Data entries
————————

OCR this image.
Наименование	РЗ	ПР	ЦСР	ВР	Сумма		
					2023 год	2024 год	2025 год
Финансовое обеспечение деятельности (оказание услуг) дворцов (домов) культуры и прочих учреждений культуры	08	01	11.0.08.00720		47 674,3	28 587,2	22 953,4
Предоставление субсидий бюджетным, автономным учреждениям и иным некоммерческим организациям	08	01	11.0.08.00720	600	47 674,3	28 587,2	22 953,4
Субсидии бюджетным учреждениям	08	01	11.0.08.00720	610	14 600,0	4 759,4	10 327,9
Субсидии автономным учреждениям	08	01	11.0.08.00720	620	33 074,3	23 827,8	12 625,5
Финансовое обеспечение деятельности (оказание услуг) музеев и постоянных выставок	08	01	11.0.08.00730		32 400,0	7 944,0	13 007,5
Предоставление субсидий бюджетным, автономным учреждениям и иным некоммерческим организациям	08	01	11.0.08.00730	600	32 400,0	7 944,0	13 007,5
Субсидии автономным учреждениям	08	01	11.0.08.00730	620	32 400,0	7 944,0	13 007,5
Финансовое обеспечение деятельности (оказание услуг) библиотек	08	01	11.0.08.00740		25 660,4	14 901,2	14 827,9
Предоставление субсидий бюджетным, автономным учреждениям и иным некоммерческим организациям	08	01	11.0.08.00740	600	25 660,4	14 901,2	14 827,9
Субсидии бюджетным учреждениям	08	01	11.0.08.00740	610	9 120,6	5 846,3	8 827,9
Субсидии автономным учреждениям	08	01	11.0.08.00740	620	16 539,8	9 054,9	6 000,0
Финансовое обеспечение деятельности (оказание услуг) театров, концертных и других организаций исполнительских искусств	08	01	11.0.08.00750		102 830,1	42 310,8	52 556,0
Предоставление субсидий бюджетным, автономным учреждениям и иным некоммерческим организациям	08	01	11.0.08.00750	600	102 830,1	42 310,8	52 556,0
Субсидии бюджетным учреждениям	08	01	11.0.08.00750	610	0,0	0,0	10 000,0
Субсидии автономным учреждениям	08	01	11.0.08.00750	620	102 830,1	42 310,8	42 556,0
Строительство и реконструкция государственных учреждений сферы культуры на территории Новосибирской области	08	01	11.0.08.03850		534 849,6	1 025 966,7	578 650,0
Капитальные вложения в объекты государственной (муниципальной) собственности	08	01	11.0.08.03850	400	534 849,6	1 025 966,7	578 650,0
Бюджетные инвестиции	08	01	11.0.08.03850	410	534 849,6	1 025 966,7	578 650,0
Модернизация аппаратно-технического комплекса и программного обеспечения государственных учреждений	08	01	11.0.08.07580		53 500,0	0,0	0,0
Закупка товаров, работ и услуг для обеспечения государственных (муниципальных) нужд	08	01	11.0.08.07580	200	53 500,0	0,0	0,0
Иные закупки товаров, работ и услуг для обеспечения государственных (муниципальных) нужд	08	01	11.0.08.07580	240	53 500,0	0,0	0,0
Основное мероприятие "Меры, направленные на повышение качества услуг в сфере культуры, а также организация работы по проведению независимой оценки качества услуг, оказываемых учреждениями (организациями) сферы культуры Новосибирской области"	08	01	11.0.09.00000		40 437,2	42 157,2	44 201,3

————————

**Given task:**
Locate the word "культуры" in the entries, and copy every line where it is found.

**Finished answer:**
Финансовое обеспечение деятельности (оказание услуг) дворцов (домов) культуры и прочих учреждений культуры	08	01	11.0.08.00720		47 674,3	28 587,2	22 953,4
Строительство и реконструкция государственных учреждений сферы культуры на территории Новосибирской области	08	01	11.0.08.03850		534 849,6	1 025 966,7	578 650,0
Основное мероприятие "Меры, направленные на повышение качества услуг в сфере культуры, а также организация работы по проведению независимой оценки качества услуг, оказываемых учреждениями (организациями) сферы культуры Новосибирской области"	08	01	11.0.09.00000		40 437,2	42 157,2	44 201,3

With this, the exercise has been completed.